## OBJECTIVE
Reproduce all of the material exactly as shown.

## RAW RECORDS
========
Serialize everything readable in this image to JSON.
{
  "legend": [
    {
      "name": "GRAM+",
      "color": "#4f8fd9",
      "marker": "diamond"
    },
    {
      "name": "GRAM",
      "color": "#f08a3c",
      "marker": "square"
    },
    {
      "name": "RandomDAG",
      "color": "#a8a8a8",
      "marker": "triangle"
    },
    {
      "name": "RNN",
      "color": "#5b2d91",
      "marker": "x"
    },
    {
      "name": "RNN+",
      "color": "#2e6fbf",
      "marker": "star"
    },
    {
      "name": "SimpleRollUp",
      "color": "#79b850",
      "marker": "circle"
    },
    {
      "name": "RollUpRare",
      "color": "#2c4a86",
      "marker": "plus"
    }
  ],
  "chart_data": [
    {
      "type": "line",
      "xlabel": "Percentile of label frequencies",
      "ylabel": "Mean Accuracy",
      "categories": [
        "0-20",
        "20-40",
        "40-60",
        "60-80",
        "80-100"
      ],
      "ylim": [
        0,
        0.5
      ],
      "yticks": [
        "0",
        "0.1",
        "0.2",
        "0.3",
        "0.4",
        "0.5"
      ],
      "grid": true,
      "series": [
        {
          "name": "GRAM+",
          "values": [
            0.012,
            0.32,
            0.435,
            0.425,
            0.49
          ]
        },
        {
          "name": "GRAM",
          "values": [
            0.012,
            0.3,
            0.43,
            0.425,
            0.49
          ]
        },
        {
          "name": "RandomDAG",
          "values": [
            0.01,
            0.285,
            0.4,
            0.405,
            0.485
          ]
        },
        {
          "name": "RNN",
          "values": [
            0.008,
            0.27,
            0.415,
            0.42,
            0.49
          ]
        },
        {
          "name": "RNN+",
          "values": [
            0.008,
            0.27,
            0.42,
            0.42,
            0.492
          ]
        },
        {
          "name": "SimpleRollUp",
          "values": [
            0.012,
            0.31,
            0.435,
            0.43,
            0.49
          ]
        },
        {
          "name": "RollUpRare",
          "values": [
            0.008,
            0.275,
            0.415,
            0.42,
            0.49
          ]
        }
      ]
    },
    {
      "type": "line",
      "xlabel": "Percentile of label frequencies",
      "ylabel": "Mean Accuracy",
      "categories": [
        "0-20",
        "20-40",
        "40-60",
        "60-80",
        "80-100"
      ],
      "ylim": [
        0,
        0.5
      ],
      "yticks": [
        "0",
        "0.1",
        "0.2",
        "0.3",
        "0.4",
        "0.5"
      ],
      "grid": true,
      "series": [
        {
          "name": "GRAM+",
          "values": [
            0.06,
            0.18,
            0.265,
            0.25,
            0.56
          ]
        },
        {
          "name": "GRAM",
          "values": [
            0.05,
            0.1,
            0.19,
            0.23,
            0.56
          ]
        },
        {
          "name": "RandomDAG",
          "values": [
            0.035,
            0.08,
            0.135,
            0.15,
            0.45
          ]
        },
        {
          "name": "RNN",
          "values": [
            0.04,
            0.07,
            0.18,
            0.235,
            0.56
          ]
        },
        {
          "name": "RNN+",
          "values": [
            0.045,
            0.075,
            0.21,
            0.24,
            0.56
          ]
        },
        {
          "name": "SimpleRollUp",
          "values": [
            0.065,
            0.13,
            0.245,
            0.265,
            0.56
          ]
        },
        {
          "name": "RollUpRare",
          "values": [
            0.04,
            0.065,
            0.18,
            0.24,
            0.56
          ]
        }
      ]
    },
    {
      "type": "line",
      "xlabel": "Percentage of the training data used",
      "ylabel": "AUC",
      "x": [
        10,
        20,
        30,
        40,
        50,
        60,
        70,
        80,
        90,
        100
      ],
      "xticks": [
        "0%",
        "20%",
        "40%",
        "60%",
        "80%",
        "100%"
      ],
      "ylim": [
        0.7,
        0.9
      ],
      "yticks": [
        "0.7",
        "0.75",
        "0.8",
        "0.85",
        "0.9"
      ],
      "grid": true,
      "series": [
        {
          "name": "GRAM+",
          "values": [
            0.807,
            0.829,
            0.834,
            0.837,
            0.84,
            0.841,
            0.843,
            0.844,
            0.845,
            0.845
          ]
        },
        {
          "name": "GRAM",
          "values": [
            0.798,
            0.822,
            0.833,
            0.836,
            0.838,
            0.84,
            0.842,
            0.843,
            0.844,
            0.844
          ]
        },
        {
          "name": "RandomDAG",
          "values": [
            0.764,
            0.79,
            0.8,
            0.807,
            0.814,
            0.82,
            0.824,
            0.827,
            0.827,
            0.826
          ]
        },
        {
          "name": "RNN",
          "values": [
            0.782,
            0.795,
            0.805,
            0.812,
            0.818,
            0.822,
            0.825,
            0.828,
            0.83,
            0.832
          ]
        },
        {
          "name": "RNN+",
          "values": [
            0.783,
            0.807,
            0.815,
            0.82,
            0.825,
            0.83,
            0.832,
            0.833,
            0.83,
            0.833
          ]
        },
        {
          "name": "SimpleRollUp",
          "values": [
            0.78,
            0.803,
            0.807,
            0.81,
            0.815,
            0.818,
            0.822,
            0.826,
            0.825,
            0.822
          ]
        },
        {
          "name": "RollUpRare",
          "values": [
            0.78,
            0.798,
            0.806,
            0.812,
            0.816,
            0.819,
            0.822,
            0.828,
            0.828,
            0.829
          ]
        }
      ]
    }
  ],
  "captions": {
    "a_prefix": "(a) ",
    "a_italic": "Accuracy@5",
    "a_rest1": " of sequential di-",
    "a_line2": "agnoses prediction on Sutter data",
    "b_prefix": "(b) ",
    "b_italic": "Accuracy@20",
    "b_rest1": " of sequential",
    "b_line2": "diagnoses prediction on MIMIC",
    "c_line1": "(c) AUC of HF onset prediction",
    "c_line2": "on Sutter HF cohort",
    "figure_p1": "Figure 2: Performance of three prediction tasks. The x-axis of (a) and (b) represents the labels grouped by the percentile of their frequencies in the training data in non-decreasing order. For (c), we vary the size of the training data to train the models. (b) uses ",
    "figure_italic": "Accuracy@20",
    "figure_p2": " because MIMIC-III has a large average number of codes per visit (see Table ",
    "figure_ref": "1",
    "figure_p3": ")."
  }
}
========
## EXERCISE ANSWER
Serialize everything readable in this image to JSON.
{
  "legend": [
    {
      "name": "GRAM+",
      "color": "#4f8fd9",
      "marker": "diamond"
    },
    {
      "name": "GRAM",
      "color": "#f08a3c",
      "marker": "square"
    },
    {
      "name": "RandomDAG",
      "color": "#a8a8a8",
      "marker": "triangle"
    },
    {
      "name": "RNN",
      "color": "#5b2d91",
      "marker": "x"
    },
    {
      "name": "RNN+",
      "color": "#2e6fbf",
      "marker": "star"
    },
    {
      "name": "SimpleRollUp",
      "color": "#79b850",
      "marker": "circle"
    },
    {
      "name": "RollUpRare",
      "color": "#2c4a86",
      "marker": "plus"
    }
  ],
  "chart_data": [
    {
      "type": "line",
      "xlabel": "Percentile of label frequencies",
      "ylabel": "Mean Accuracy",
      "categories": [
        "0-20",
        "20-40",
        "40-60",
        "60-80",
        "80-100"
      ],
      "ylim": [
        0,
        0.5
      ],
      "yticks": [
        "0",
        "0.1",
        "0.2",
        "0.3",
        "0.4",
        "0.5"
      ],
      "grid": true,
      "series": [
        {
          "name": "GRAM+",
          "values": [
            0.012,
            0.32,
            0.435,
            0.425,
            0.49
          ]
        },
        {
          "name": "GRAM",
          "values": [
            0.012,
            0.3,
            0.43,
            0.425,
            0.49
          ]
        },
        {
          "name": "RandomDAG",
          "values": [
            0.01,
            0.285,
            0.4,
            0.405,
            0.485
          ]
        },
        {
          "name": "RNN",
          "values": [
            0.008,
            0.27,
            0.415,
            0.42,
            0.49
          ]
        },
        {
          "name": "RNN+",
          "values": [
            0.008,
            0.27,
            0.42,
            0.42,
            0.492
          ]
        },
        {
          "name": "SimpleRollUp",
          "values": [
            0.012,
            0.31,
            0.435,
            0.43,
            0.49
          ]
        },
        {
          "name": "RollUpRare",
          "values": [
            0.008,
            0.275,
            0.415,
            0.42,
            0.49
          ]
        }
      ]
    },
    {
      "type": "line",
      "xlabel": "Percentile of label frequencies",
      "ylabel": "Mean Accuracy",
      "categories": [
        "0-20",
        "20-40",
        "40-60",
        "60-80",
        "80-100"
      ],
      "ylim": [
        0,
        0.5
      ],
      "yticks": [
        "0",
        "0.1",
        "0.2",
        "0.3",
        "0.4",
        "0.5"
      ],
      "grid": true,
      "series": [
        {
          "name": "GRAM+",
          "values": [
            0.06,
            0.18,
            0.265,
            0.25,
            0.56
          ]
        },
        {
          "name": "GRAM",
          "values": [
            0.05,
            0.1,
            0.19,
            0.23,
            0.56
          ]
        },
        {
          "name": "RandomDAG",
          "values": [
            0.035,
            0.08,
            0.135,
            0.15,
            0.45
          ]
        },
        {
          "name": "RNN",
          "values": [
            0.04,
            0.07,
            0.18,
            0.235,
            0.56
          ]
        },
        {
          "name": "RNN+",
          "values": [
            0.045,
            0.075,
            0.21,
            0.24,
            0.56
          ]
        },
        {
          "name": "SimpleRollUp",
          "values": [
            0.065,
            0.13,
            0.245,
            0.265,
            0.56
          ]
        },
        {
          "name": "RollUpRare",
          "values": [
            0.04,
            0.065,
            0.18,
            0.24,
            0.56
          ]
        }
      ]
    },
    {
      "type": "line",
      "xlabel": "Percentage of the training data used",
      "ylabel": "AUC",
      "x": [
        10,
        20,
        30,
        40,
        50,
        60,
        70,
        80,
        90,
        100
      ],
      "xticks": [
        "0%",
        "20%",
        "40%",
        "60%",
        "80%",
        "100%"
      ],
      "ylim": [
        0.7,
        0.9
      ],
      "yticks": [
        "0.7",
        "0.75",
        "0.8",
        "0.85",
        "0.9"
      ],
      "grid": true,
      "series": [
        {
          "name": "GRAM+",
          "values": [
            0.807,
            0.829,
            0.834,
            0.837,
            0.84,
            0.841,
            0.843,
            0.844,
            0.845,
            0.845
          ]
        },
        {
          "name": "GRAM",
          "values": [
            0.798,
            0.822,
            0.833,
            0.836,
            0.838,
            0.84,
            0.842,
            0.843,
            0.844,
            0.844
          ]
        },
        {
          "name": "RandomDAG",
          "values": [
            0.764,
            0.79,
            0.8,
            0.807,
            0.814,
            0.82,
            0.824,
            0.827,
            0.827,
            0.826
          ]
        },
        {
          "name": "RNN",
          "values": [
            0.782,
            0.795,
            0.805,
            0.812,
            0.818,
            0.822,
            0.825,
            0.828,
            0.83,
            0.832
          ]
        },
        {
          "name": "RNN+",
          "values": [
            0.783,
            0.807,
            0.815,
            0.82,
            0.825,
            0.83,
            0.832,
            0.833,
            0.83,
            0.833
          ]
        },
        {
          "name": "SimpleRollUp",
          "values": [
            0.78,
            0.803,
            0.807,
            0.81,
            0.815,
            0.818,
            0.822,
            0.826,
            0.825,
            0.822
          ]
        },
        {
          "name": "RollUpRare",
          "values": [
            0.78,
            0.798,
            0.806,
            0.812,
            0.816,
            0.819,
            0.822,
            0.828,
            0.828,
            0.829
          ]
        }
      ]
    }
  ],
  "captions": {
    "a_prefix": "(a) ",
    "a_italic": "Accuracy@5",
    "a_rest1": " of sequential di-",
    "a_line2": "agnoses prediction on Sutter data",
    "b_prefix": "(b) ",
    "b_italic": "Accuracy@20",
    "b_rest1": " of sequential",
    "b_line2": "diagnoses prediction on MIMIC",
    "c_line1": "(c) AUC of HF onset prediction",
    "c_line2": "on Sutter HF cohort",
    "figure_p1": "Figure 2: Performance of three prediction tasks. The x-axis of (a) and (b) represents the labels grouped by the percentile of their frequencies in the training data in non-decreasing order. For (c), we vary the size of the training data to train the models. (b) uses ",
    "figure_italic": "Accuracy@20",
    "figure_p2": " because MIMIC-III has a large average number of codes per visit (see Table ",
    "figure_ref": "1",
    "figure_p3": ")."
  }
}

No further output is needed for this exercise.